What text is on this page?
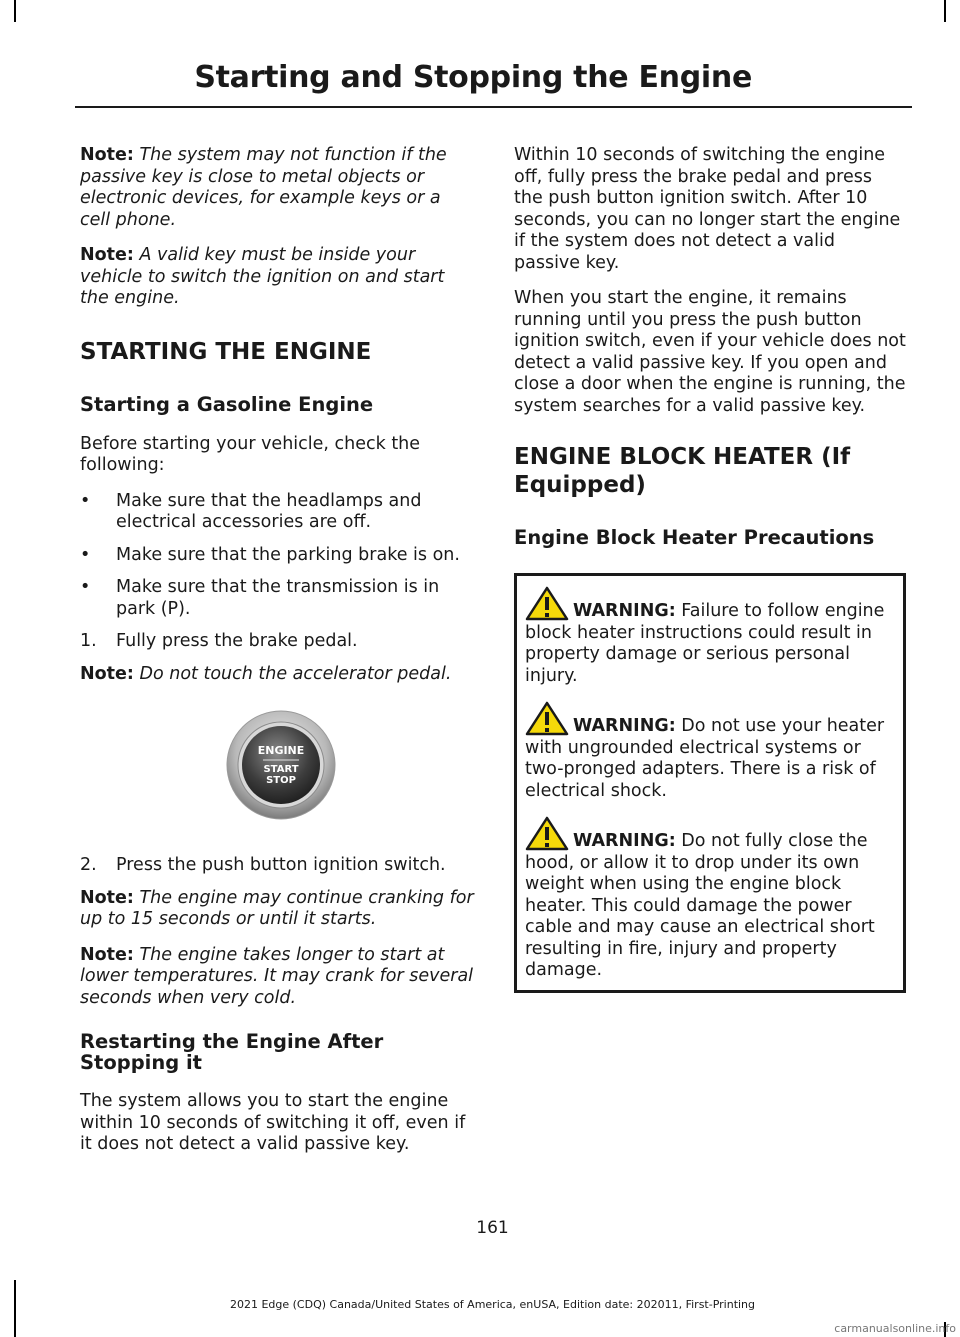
Starting and Stopping the Engine

Note: The system may not function if the passive key is close to metal objects or electronic devices, for example keys or a cell phone.

Note: A valid key must be inside your vehicle to switch the ignition on and start the engine.

STARTING THE ENGINE
Starting a Gasoline Engine

Before starting your vehicle, check the following:

•	Make sure that the headlamps and electrical accessories are off.
•	Make sure that the parking brake is on.
•	Make sure that the transmission is in park (P).
1.	Fully press the brake pedal.

Note: Do not touch the accelerator pedal.

ENGINE
START
STOP
2.	Press the push button ignition switch.

Note: The engine may continue cranking for up to 15 seconds or until it starts.

Note: The engine takes longer to start at lower temperatures. It may crank for several seconds when very cold.

Restarting the Engine After Stopping it

The system allows you to start the engine within 10 seconds of switching it off, even if it does not detect a valid passive key.

Within 10 seconds of switching the engine off, fully press the brake pedal and press the push button ignition switch. After 10 seconds, you can no longer start the engine if the system does not detect a valid passive key.

When you start the engine, it remains running until you press the push button ignition switch, even if your vehicle does not detect a valid passive key. If you open and close a door when the engine is running, the system searches for a valid passive key.

ENGINE BLOCK HEATER (If Equipped)
Engine Block Heater Precautions

WARNING: Failure to follow engine block heater instructions could result in property damage or serious personal injury.

WARNING: Do not use your heater with ungrounded electrical systems or two-pronged adapters. There is a risk of electrical shock.

WARNING: Do not fully close the hood, or allow it to drop under its own weight when using the engine block heater. This could damage the power cable and may cause an electrical short resulting in fire, injury and property damage.

161
2021 Edge (CDQ) Canada/United States of America, enUSA, Edition date: 202011, First-Printing
carmanualsonline.info
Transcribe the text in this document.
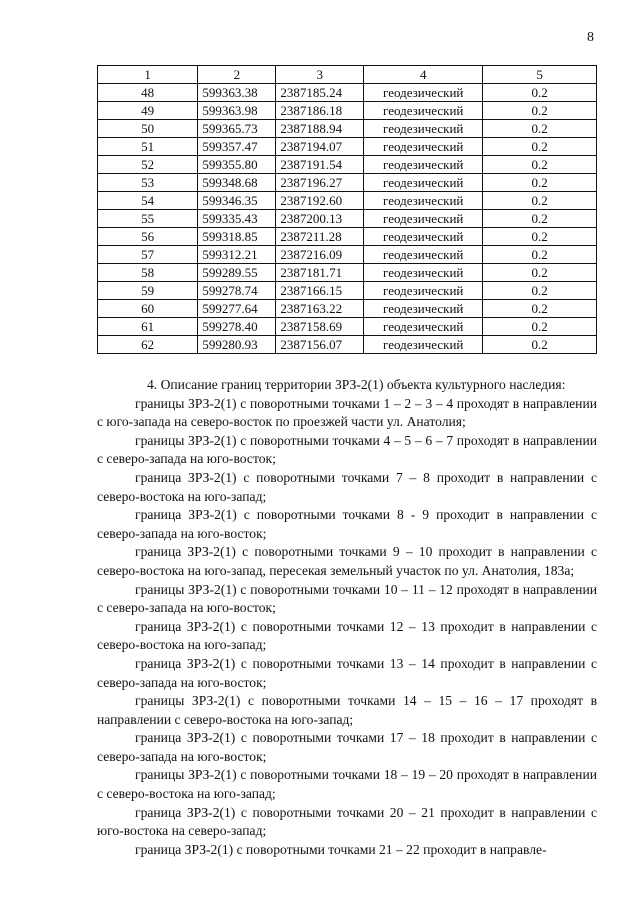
8
1	2	3	4	5
48	599363.38	2387185.24	геодезический	0.2
49	599363.98	2387186.18	геодезический	0.2
50	599365.73	2387188.94	геодезический	0.2
51	599357.47	2387194.07	геодезический	0.2
52	599355.80	2387191.54	геодезический	0.2
53	599348.68	2387196.27	геодезический	0.2
54	599346.35	2387192.60	геодезический	0.2
55	599335.43	2387200.13	геодезический	0.2
56	599318.85	2387211.28	геодезический	0.2
57	599312.21	2387216.09	геодезический	0.2
58	599289.55	2387181.71	геодезический	0.2
59	599278.74	2387166.15	геодезический	0.2
60	599277.64	2387163.22	геодезический	0.2
61	599278.40	2387158.69	геодезический	0.2
62	599280.93	2387156.07	геодезический	0.2

4. Описание границ территории ЗРЗ-2(1) объекта культурного наследия:

границы ЗРЗ-2(1) с поворотными точками 1 – 2 – 3 – 4 проходят в направлении с юго-запада на северо-восток по проезжей части ул. Анатолия;

границы ЗРЗ-2(1) с поворотными точками 4 – 5 – 6 – 7 проходят в направлении с северо-запада на юго-восток;

граница ЗРЗ-2(1) с поворотными точками 7 – 8 проходит в направлении с северо-востока на юго-запад;

граница ЗРЗ-2(1) с поворотными точками 8 - 9 проходит в направлении с северо-запада на юго-восток;

граница ЗРЗ-2(1) с поворотными точками 9 – 10 проходит в направлении с северо-востока на юго-запад, пересекая земельный участок по ул. Анатолия, 183а;

границы ЗРЗ-2(1) с поворотными точками 10 – 11 – 12 проходят в направлении с северо-запада на юго-восток;

граница ЗРЗ-2(1) с поворотными точками 12 – 13 проходит в направлении с северо-востока на юго-запад;

граница ЗРЗ-2(1) с поворотными точками 13 – 14 проходит в направлении с северо-запада на юго-восток;

границы ЗРЗ-2(1) с поворотными точками 14 – 15 – 16 – 17 проходят в направлении с северо-востока на юго-запад;

граница ЗРЗ-2(1) с поворотными точками 17 – 18 проходит в направлении с северо-запада на юго-восток;

границы ЗРЗ-2(1) с поворотными точками 18 – 19 – 20 проходят в направлении с северо-востока на юго-запад;

граница ЗРЗ-2(1) с поворотными точками 20 – 21 проходит в направлении с юго-востока на северо-запад;

граница ЗРЗ-2(1) с поворотными точками 21 – 22 проходит в направле-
■ ■ ■
Written task =
Reproduce the whole listing word for word, setting aside any pictures.

Solution to the problem =
What text is on this page?
Starting and Stopping the Engine

Note: The system may not function if the passive key is close to metal objects or electronic devices, for example keys or a cell phone.

Note: A valid key must be inside your vehicle to switch the ignition on and start the engine.

STARTING THE ENGINE
Starting a Gasoline Engine

Before starting your vehicle, check the following:

•	Make sure that the headlamps and electrical accessories are off.
•	Make sure that the parking brake is on.
•	Make sure that the transmission is in park (P).
1.	Fully press the brake pedal.

Note: Do not touch the accelerator pedal.

ENGINE
START
STOP
2.	Press the push button ignition switch.

Note: The engine may continue cranking for up to 15 seconds or until it starts.

Note: The engine takes longer to start at lower temperatures. It may crank for several seconds when very cold.

Restarting the Engine After Stopping it

The system allows you to start the engine within 10 seconds of switching it off, even if it does not detect a valid passive key.

Within 10 seconds of switching the engine off, fully press the brake pedal and press the push button ignition switch. After 10 seconds, you can no longer start the engine if the system does not detect a valid passive key.

When you start the engine, it remains running until you press the push button ignition switch, even if your vehicle does not detect a valid passive key. If you open and close a door when the engine is running, the system searches for a valid passive key.

ENGINE BLOCK HEATER (If Equipped)
Engine Block Heater Precautions

WARNING: Failure to follow engine block heater instructions could result in property damage or serious personal injury.

WARNING: Do not use your heater with ungrounded electrical systems or two-pronged adapters. There is a risk of electrical shock.

WARNING: Do not fully close the hood, or allow it to drop under its own weight when using the engine block heater. This could damage the power cable and may cause an electrical short resulting in fire, injury and property damage.

161
2021 Edge (CDQ) Canada/United States of America, enUSA, Edition date: 202011, First-Printing
carmanualsonline.info
Transcribe the text in this document.
8
1	2	3	4	5
48	599363.38	2387185.24	геодезический	0.2
49	599363.98	2387186.18	геодезический	0.2
50	599365.73	2387188.94	геодезический	0.2
51	599357.47	2387194.07	геодезический	0.2
52	599355.80	2387191.54	геодезический	0.2
53	599348.68	2387196.27	геодезический	0.2
54	599346.35	2387192.60	геодезический	0.2
55	599335.43	2387200.13	геодезический	0.2
56	599318.85	2387211.28	геодезический	0.2
57	599312.21	2387216.09	геодезический	0.2
58	599289.55	2387181.71	геодезический	0.2
59	599278.74	2387166.15	геодезический	0.2
60	599277.64	2387163.22	геодезический	0.2
61	599278.40	2387158.69	геодезический	0.2
62	599280.93	2387156.07	геодезический	0.2

4. Описание границ территории ЗРЗ-2(1) объекта культурного наследия:

границы ЗРЗ-2(1) с поворотными точками 1 – 2 – 3 – 4 проходят в направлении с юго-запада на северо-восток по проезжей части ул. Анатолия;

границы ЗРЗ-2(1) с поворотными точками 4 – 5 – 6 – 7 проходят в направлении с северо-запада на юго-восток;

граница ЗРЗ-2(1) с поворотными точками 7 – 8 проходит в направлении с северо-востока на юго-запад;

граница ЗРЗ-2(1) с поворотными точками 8 - 9 проходит в направлении с северо-запада на юго-восток;

граница ЗРЗ-2(1) с поворотными точками 9 – 10 проходит в направлении с северо-востока на юго-запад, пересекая земельный участок по ул. Анатолия, 183а;

границы ЗРЗ-2(1) с поворотными точками 10 – 11 – 12 проходят в направлении с северо-запада на юго-восток;

граница ЗРЗ-2(1) с поворотными точками 12 – 13 проходит в направлении с северо-востока на юго-запад;

граница ЗРЗ-2(1) с поворотными точками 13 – 14 проходит в направлении с северо-запада на юго-восток;

границы ЗРЗ-2(1) с поворотными точками 14 – 15 – 16 – 17 проходят в направлении с северо-востока на юго-запад;

граница ЗРЗ-2(1) с поворотными точками 17 – 18 проходит в направлении с северо-запада на юго-восток;

границы ЗРЗ-2(1) с поворотными точками 18 – 19 – 20 проходят в направлении с северо-востока на юго-запад;

граница ЗРЗ-2(1) с поворотными точками 20 – 21 проходит в направлении с юго-востока на северо-запад;

граница ЗРЗ-2(1) с поворотными точками 21 – 22 проходит в направле-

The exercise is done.